-- Begin Dataset --

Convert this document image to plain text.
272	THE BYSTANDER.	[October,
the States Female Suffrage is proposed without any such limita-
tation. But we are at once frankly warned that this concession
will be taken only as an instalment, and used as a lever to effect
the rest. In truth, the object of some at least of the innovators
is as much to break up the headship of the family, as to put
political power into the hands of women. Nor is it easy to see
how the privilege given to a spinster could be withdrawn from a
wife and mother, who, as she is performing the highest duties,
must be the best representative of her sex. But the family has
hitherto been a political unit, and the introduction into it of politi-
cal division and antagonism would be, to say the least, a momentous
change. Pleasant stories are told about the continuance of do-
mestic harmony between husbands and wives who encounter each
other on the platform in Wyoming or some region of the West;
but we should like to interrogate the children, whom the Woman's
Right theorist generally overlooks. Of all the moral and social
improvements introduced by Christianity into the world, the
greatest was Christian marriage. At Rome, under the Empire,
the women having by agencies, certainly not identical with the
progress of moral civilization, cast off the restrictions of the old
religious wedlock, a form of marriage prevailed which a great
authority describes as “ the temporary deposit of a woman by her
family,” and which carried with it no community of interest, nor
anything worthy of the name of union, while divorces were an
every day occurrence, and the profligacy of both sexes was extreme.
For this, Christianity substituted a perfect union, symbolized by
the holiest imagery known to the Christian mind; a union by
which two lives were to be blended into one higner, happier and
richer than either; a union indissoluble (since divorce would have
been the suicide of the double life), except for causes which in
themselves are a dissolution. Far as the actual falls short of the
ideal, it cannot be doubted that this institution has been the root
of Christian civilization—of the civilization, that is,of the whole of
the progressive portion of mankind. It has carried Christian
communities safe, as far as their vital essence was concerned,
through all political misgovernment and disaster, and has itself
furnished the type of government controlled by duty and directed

-- End Dataset --

* **Exercise goal**
Go through the entries and return each line where the word "been" appears.

* **Exercise solution**
hitherto been a political unit, and the introduction into it of politi-
been the suicide of the double life), except for causes which in
ideal, it cannot be doubted that this institution has been the root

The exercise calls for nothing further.